■ WHAT IS ASKED ■
- 1) In the passage on the rock-shelter drawings, what material were the drawings made with?
- 2) According to the passage on the rock-shelter drawings, what does the diamond python eat? List every item given.
- 3) Extend the passage on the rock-shelter drawings by writing what comes after its final sentence.

It had a big, doggy head with triangular ears (one facing forward and one back), a skinny neck, two stumpy front legs, and dark stripes across its elongated body. It appeared to be speared through by the tail of the haughty kangaroo.
    The drawings were made using charcoal. Les showed us a large oval of ash on the ground. It was an ancient fire pit, one of three in this rock shelter, and it was thousands of years old. Les thought two, maybe three aboriginal families had spent their evenings at this spot regularly. “These fire mounds were used for cooking large animals. They would have dragged a kangaroo up here and covered it over.” Then he added, “Pythons have a lot of meat on them, too.” We began to wonder if the rock art was actually an ancient menu.
    The python was probably a diamond python, a species that grows to about six feet and still lives in Royal National Park (it eats bats, other small mammals, birds, and lizards). The wallaby was probably the brushtail rock wallaby, now an endangered species. All, including the thylacine, were nocturnal.
    We began to look for something besides the stripes that might indicate this drawing was a tiger, rather than a crosshatched kangaroo. Its eye wasa deep black almond, which gave it a slightly savage appearance. Very thylacine-y. Then again, from different angles, the animal looked more like a kangaroo than a tiger.

■ DATA EXTRACT ■

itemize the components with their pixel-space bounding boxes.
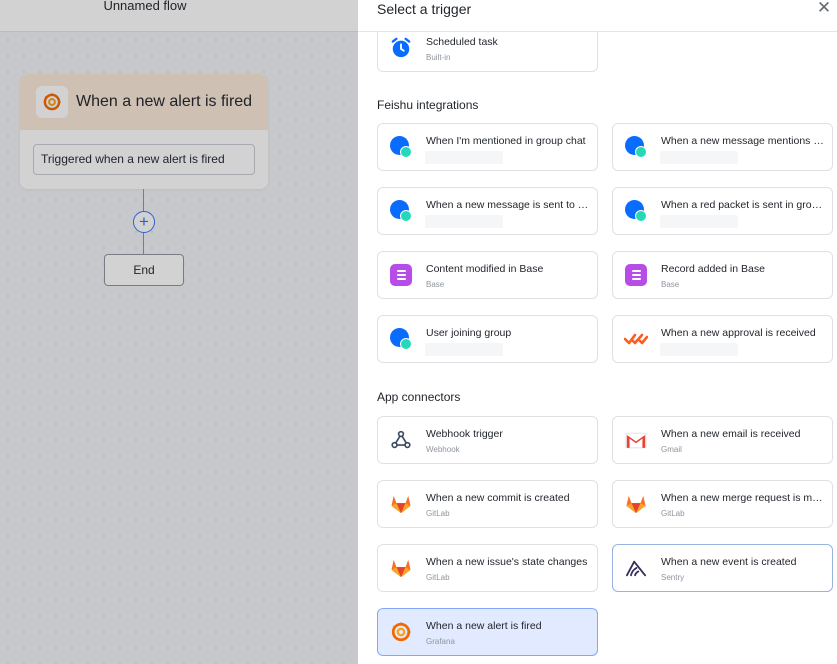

■ RESPONSES ■
- 1) Charcoal.

- 2) Bats, other small mammals, birds, and lizards.

- 3)
    Then we saw something. It could have been just a fold in the rock, but there it was, a charcoal line, the tiger's mouth. We had spent too much time at the museum looking at the tiger to miss it. Tasmanian tigers have a wicket-shaped grin. The line of their mouths extends far back into their heads toward the ears and turns up at the corners—a feature that allows them to open their mouths in an unusually wide gape. When we saw that crafty grin beaming out at us across the millennia, we knew we would join the 60 percent crowd.
    “It looks like I have another convert,” Les said.
    We looked at the charcoal lines marking the sandstone. What made this thylacine drawing all the more remarkable was that it survived when so many aboriginal drawings had been lost.
    At one time, Les explained, every inch of this rock shelter would have been covered with paintings. In fact, in the background behind the python-wallaby-thylacine were the faded or partial beginnings of many other drawings—the un-filled-in outline of a disembodied head, a featureless kangaroo in mid-leap.
    These three charcoal drawings had survived because they were protected from the fading rays of the sun and covered with a clear skin of silica that had leached out of the rock face and formed a protective sheath.
    “The wonderful thing about this drawing is that it's no longer on the surface of the rock. It's
in
the rock. It's probably preserved forever now.”
    “How old is this drawing?” we asked.
    Les borrowed one of our notebooks and drew three kangaroo heads. On one, he drew two stick ears—just two lines. On another he drew triangular ears, and on the last one he drew rounded ears. Stick ears were used on the oldest Tharawal drawings: 4,500 to 8,500 years old. Triangle ears dated from 3,500 to 4,500 years ago. Rounded ears were the most recent, disappearing only with European occupation less than two hundred years ago.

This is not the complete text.